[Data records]
• • • • • • •
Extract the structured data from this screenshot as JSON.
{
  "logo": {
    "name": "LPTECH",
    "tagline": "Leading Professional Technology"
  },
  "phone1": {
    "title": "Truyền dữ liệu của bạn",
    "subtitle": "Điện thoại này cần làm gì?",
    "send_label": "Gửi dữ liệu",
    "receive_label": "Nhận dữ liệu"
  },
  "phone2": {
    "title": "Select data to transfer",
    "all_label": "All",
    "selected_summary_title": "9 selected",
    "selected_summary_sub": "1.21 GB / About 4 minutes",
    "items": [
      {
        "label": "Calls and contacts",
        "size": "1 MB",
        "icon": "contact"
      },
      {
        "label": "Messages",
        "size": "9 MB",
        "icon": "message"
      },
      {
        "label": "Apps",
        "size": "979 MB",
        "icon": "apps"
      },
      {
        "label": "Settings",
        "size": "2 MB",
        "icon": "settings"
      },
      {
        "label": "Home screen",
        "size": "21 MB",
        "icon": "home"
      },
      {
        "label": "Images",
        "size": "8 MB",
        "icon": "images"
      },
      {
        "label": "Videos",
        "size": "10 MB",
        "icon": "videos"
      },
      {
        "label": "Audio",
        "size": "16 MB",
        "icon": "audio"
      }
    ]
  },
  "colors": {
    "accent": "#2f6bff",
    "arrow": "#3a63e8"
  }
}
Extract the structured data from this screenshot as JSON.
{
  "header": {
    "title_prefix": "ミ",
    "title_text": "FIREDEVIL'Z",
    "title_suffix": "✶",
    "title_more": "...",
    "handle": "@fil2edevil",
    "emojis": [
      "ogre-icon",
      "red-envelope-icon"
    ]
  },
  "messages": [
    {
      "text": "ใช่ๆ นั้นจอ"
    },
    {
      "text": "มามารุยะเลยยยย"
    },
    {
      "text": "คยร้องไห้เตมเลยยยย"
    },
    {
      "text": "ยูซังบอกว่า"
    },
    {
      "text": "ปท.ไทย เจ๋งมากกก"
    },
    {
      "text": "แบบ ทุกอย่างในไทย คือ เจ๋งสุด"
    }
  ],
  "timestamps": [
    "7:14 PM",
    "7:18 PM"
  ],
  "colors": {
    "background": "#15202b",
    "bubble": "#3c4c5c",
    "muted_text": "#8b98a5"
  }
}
• • • • • • •
### Your task
Write out the entries above word for word.

### Solution for this exercise
Extract the structured data from this screenshot as JSON.
{
  "logo": {
    "name": "LPTECH",
    "tagline": "Leading Professional Technology"
  },
  "phone1": {
    "title": "Truyền dữ liệu của bạn",
    "subtitle": "Điện thoại này cần làm gì?",
    "send_label": "Gửi dữ liệu",
    "receive_label": "Nhận dữ liệu"
  },
  "phone2": {
    "title": "Select data to transfer",
    "all_label": "All",
    "selected_summary_title": "9 selected",
    "selected_summary_sub": "1.21 GB / About 4 minutes",
    "items": [
      {
        "label": "Calls and contacts",
        "size": "1 MB",
        "icon": "contact"
      },
      {
        "label": "Messages",
        "size": "9 MB",
        "icon": "message"
      },
      {
        "label": "Apps",
        "size": "979 MB",
        "icon": "apps"
      },
      {
        "label": "Settings",
        "size": "2 MB",
        "icon": "settings"
      },
      {
        "label": "Home screen",
        "size": "21 MB",
        "icon": "home"
      },
      {
        "label": "Images",
        "size": "8 MB",
        "icon": "images"
      },
      {
        "label": "Videos",
        "size": "10 MB",
        "icon": "videos"
      },
      {
        "label": "Audio",
        "size": "16 MB",
        "icon": "audio"
      }
    ]
  },
  "colors": {
    "accent": "#2f6bff",
    "arrow": "#3a63e8"
  }
}
Extract the structured data from this screenshot as JSON.
{
  "header": {
    "title_prefix": "ミ",
    "title_text": "FIREDEVIL'Z",
    "title_suffix": "✶",
    "title_more": "...",
    "handle": "@fil2edevil",
    "emojis": [
      "ogre-icon",
      "red-envelope-icon"
    ]
  },
  "messages": [
    {
      "text": "ใช่ๆ นั้นจอ"
    },
    {
      "text": "มามารุยะเลยยยย"
    },
    {
      "text": "คยร้องไห้เตมเลยยยย"
    },
    {
      "text": "ยูซังบอกว่า"
    },
    {
      "text": "ปท.ไทย เจ๋งมากกก"
    },
    {
      "text": "แบบ ทุกอย่างในไทย คือ เจ๋งสุด"
    }
  ],
  "timestamps": [
    "7:14 PM",
    "7:18 PM"
  ],
  "colors": {
    "background": "#15202b",
    "bubble": "#3c4c5c",
    "muted_text": "#8b98a5"
  }
}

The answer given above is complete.